- GIVEN PASSAGE
Corona Alf

It’s been an age since I had inspiration enough to string a whole blog together. Don’t get me wrong, it isn’t through lack of material. The lapse of time in between notable Alf-related antics is never that great and I have taken note of many such skylarkings. It is more a combination of my time and efforts required elsewhere and the simple fact that I have become an almighty lockdown bore. Yoga…work…walk the dog…redecorate…repeat. I am loathe to admit that I have enjoyed the simplicity of my days which starkly contrasts with my usual feverish schedule. It hasn’t however been the stuff of fuel for the imagination.

Also, Alf has been locked down in Florida. He assures us he is taking good care, even pushing his shopping trolley from the wrong end at the supermarket to ensure he in using a less-handled area.

Here we are again on Father’s Day and the blog becomes a homage to Alf in lieu of the card that I should have posted a couple of weeks ago. I do not feel over-guilty in this regard since Alf is himself known for his tardy recognition of important dates and he wholeheartedly embraces it. In fact, I have been imagining a time where I announce to my friends and family that I will send cards and messages when I have something meaningful to say rather than when I am overstretched trying to send cards to everyone I love over the holidays and I will give gifts when I see something that makes me think of them rather than when I am panic buying under the pressure of time. In fact, I hereby proclaim that this is my way forward. Comments welcome.

Alf was disappointed not to have made it back to the Island by springtime as in previous years. He has usually spent weeks in the garden by this stage, repeating past successes, making changes to his previously less rewarding efforts and experimenting with new visions dreamt up over the winter. He seemed particularly pleased this year to have sourced some spaghetti squash seeds for me, something which we don’t see in this part of the world. Alf’s absence has been a source of mixed feelings for my husband, I think, who on one hand can usually count on Alf to help manage the garden when it is at it’s most weedy and bountiful but on the other hand he seems to be relishing in his complete domination over the land. Mwahahaha he is thinking as I watch him roamin’ in the gloamin’ in his blue crocks that came with the house.

It was also a bit of blow for Alf not to be getting use of the boat he bought over the winter. It has sadly spent more time in our drive, a breach of our deeds, than it has in the sea. No freshly caught smoked mackerel for us this summer.

Our contact with Alf over this unreal period of time has been via Messenger video for the most part, a medium which has thrown up frustration and hilarity in equal measures.

- AIM OF THE TASK
Copy the stretch of the Alf blog post from "Here we are" through "forward. Comments welcome." word for word.

(Source records)
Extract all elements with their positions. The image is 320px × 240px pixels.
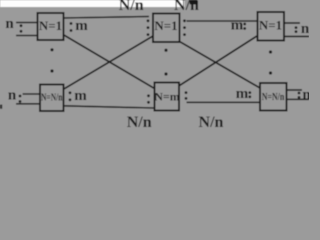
dots between input stubs of stage1 box bbox=[20, 24, 23, 27]
svg-text:N/n: N/n bbox=[127, 114, 152, 130]
vertical dots between stage2 boxes bbox=[164, 49, 167, 52]
svg-text:N/n: N/n bbox=[199, 114, 224, 130]
dots right of bottom stage3 box bbox=[298, 92, 301, 95]
stray mark at left edge bbox=[0, 105, 2, 109]
wire input stub bottom of bottom-left switch bbox=[16, 103, 40, 105]
svg-text:m: m bbox=[231, 18, 244, 34]
svg-text:N=m: N=m bbox=[154, 90, 180, 104]
dots right of stage2 box bbox=[183, 19, 186, 22]
svg-text:N=1: N=1 bbox=[39, 18, 62, 33]
wire middle switch m to top-right switch (diagonal) bbox=[180, 36, 258, 86]
svg-text:N=N/n: N=N/n bbox=[41, 93, 63, 104]
dots right of stage1 box bbox=[70, 22, 73, 25]
svg-text:n: n bbox=[302, 87, 309, 103]
wire middle switch1 to bottom-right switch (diagonal) bbox=[180, 42, 261, 89]
dots left of bottom stage3 box bbox=[248, 91, 251, 94]
svg-text:n: n bbox=[301, 21, 309, 37]
switch box stage2 no.1 bbox=[153, 14, 180, 43]
svg-text:N=1: N=1 bbox=[154, 18, 177, 33]
wire input stub bottom of switch 1 bbox=[16, 35, 38, 37]
dots between input stubs of bottom stage1 box bbox=[19, 95, 22, 98]
dots left of stage3 box bbox=[243, 23, 246, 26]
svg-text:m: m bbox=[236, 86, 249, 102]
wire input stub top of bottom-left switch bbox=[23, 93, 40, 95]
white top margin strip bbox=[0, 0, 185, 7]
wire output stub bottom of top-right switch bbox=[284, 35, 309, 37]
wire bottom-left switch to middle switch1 (diagonal) bbox=[63, 36, 153, 90]
wire middle switch1 to top-right switch bbox=[187, 20, 259, 22]
vertical dots between stage1 boxes bbox=[50, 48, 53, 51]
dots left of bottom stage2 box bbox=[147, 94, 150, 97]
wire bottom-left switch to middle switch m bbox=[63, 106, 154, 108]
switch box stage1 no.N/n bbox=[40, 85, 64, 112]
switch box stage3 no.N/n bbox=[260, 83, 287, 111]
dots right of bottom stage1 box bbox=[69, 91, 72, 94]
svg-text:m: m bbox=[74, 88, 87, 104]
dots right of stage3 box bbox=[295, 26, 298, 29]
switch box stage1 no.1 bbox=[38, 13, 64, 40]
wire switch1 to middle switch m (diagonal) bbox=[63, 35, 155, 89]
dots left of stage2 box bbox=[147, 19, 150, 22]
ink smudge above second top N/n label bbox=[190, 0, 199, 5]
dots right of bottom stage2 box bbox=[185, 91, 188, 94]
svg-text:N=1: N=1 bbox=[259, 18, 282, 33]
svg-text:n: n bbox=[5, 16, 14, 32]
vertical dots between stage3 boxes bbox=[269, 50, 272, 53]
switch box stage2 no.m bbox=[155, 83, 180, 111]
wire input stub top of switch 1 bbox=[16, 22, 38, 24]
wire output stub bottom of bottom-right switch bbox=[287, 98, 309, 100]
svg-text:n: n bbox=[8, 87, 17, 103]
wire output stub top of top-right switch bbox=[284, 22, 300, 24]
wire switch1 to middle switch1 bbox=[63, 17, 149, 19]
svg-text:m: m bbox=[75, 18, 88, 34]
svg-text:N=N/n: N=N/n bbox=[262, 92, 285, 103]
wire output stub top of bottom-right switch bbox=[287, 89, 302, 91]
svg-text:N/n: N/n bbox=[119, 0, 144, 14]
wire middle switch m to bottom-right switch bbox=[187, 101, 261, 103]
switch box stage3 no.1 bbox=[258, 12, 285, 41]
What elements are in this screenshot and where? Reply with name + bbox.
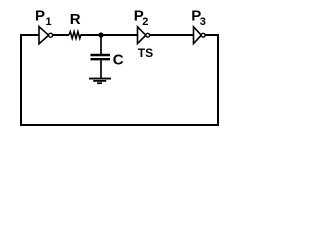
svg-text:C: C [113,51,124,68]
svg-text:R: R [70,11,81,28]
svg-text:TS: TS [138,46,153,60]
svg-text:3: 3 [200,16,206,28]
svg-text:1: 1 [46,16,52,28]
svg-text:2: 2 [142,16,148,28]
svg-text:P: P [35,7,45,24]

- EXPECTED OUTPUT
Here we are again on Father’s Day and the blog becomes a homage to Alf in lieu of the card that I should have posted a couple of weeks ago. I do not feel over-guilty in this regard since Alf is himself known for his tardy recognition of important dates and he wholeheartedly embraces it. In fact, I have been imagining a time where I announce to my friends and family that I will send cards and messages when I have something meaningful to say rather than when I am overstretched trying to send cards to everyone I love over the holidays and I will give gifts when I see something that makes me think of them rather than when I am panic buying under the pressure of time. In fact, I hereby proclaim that this is my way forward. Comments welcome.